*** Opening of Raw data ***
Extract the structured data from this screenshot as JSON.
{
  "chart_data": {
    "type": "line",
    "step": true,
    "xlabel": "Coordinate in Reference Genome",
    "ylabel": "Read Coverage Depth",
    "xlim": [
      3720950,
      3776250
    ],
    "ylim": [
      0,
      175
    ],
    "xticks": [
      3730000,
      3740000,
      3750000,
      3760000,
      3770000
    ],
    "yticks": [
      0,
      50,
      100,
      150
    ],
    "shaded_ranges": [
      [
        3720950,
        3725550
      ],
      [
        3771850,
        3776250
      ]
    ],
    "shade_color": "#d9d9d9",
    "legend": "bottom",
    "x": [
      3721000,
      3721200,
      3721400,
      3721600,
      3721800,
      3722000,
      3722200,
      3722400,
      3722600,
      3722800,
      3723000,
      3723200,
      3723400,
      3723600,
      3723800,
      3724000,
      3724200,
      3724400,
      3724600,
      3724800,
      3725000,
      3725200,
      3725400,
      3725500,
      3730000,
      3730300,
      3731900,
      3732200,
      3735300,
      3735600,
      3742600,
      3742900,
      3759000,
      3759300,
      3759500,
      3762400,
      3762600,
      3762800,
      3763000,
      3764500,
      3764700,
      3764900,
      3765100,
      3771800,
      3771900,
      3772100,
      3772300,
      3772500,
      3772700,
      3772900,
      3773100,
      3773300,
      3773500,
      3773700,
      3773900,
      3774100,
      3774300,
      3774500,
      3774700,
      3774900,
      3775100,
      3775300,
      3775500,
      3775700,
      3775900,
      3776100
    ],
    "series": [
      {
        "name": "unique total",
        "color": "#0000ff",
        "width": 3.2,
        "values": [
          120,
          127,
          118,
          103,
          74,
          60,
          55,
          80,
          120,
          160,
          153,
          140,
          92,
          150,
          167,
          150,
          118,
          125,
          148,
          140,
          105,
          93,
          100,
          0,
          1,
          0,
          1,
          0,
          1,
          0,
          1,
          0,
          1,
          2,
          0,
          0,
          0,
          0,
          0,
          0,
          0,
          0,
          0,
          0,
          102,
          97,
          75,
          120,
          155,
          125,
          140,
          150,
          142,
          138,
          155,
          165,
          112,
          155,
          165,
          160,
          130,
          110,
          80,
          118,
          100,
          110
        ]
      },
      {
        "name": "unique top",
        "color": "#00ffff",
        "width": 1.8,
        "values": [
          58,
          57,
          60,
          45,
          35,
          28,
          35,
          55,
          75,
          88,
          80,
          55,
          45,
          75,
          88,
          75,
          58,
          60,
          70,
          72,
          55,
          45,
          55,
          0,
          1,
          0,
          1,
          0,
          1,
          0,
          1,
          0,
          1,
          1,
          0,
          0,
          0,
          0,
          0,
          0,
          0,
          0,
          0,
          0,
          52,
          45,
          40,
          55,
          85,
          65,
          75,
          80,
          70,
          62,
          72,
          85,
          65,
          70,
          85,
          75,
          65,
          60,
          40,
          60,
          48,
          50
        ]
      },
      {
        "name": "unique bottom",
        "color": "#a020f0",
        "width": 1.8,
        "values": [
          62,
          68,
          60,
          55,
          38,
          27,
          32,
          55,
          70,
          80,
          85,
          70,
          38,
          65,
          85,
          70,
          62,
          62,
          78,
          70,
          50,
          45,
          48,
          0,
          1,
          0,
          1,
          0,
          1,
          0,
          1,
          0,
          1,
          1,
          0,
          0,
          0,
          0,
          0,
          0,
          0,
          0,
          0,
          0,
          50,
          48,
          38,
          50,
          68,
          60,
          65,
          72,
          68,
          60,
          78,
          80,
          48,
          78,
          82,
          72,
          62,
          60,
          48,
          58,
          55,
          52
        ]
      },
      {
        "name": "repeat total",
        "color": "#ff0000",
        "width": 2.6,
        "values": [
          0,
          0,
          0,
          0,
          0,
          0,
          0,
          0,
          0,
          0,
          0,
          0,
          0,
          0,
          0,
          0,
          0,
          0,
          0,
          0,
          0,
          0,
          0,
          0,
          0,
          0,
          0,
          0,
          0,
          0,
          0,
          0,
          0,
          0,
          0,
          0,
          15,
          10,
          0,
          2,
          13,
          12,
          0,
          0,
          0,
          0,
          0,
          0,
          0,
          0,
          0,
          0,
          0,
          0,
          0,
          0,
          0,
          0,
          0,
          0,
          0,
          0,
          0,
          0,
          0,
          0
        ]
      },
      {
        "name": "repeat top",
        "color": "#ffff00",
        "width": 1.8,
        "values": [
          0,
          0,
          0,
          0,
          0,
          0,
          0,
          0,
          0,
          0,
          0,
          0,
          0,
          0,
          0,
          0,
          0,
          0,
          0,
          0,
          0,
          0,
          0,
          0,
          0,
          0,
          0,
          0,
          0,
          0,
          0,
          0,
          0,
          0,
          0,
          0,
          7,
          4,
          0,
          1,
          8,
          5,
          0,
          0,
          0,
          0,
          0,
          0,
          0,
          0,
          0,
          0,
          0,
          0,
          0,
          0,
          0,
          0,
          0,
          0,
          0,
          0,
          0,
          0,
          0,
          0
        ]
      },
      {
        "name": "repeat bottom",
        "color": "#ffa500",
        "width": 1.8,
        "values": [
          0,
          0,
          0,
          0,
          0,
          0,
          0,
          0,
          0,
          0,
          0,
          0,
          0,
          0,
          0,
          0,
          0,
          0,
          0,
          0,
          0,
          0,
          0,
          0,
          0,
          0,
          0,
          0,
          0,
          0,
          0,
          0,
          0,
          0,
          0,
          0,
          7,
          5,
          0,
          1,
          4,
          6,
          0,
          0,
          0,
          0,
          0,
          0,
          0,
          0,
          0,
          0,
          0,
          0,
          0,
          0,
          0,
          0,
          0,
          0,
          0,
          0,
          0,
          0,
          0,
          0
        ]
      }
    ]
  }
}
*** Close of Raw data ***
Take from the listing above each line containing "unique".

        "name": "unique total",
        "name": "unique top",
        "name": "unique bottom",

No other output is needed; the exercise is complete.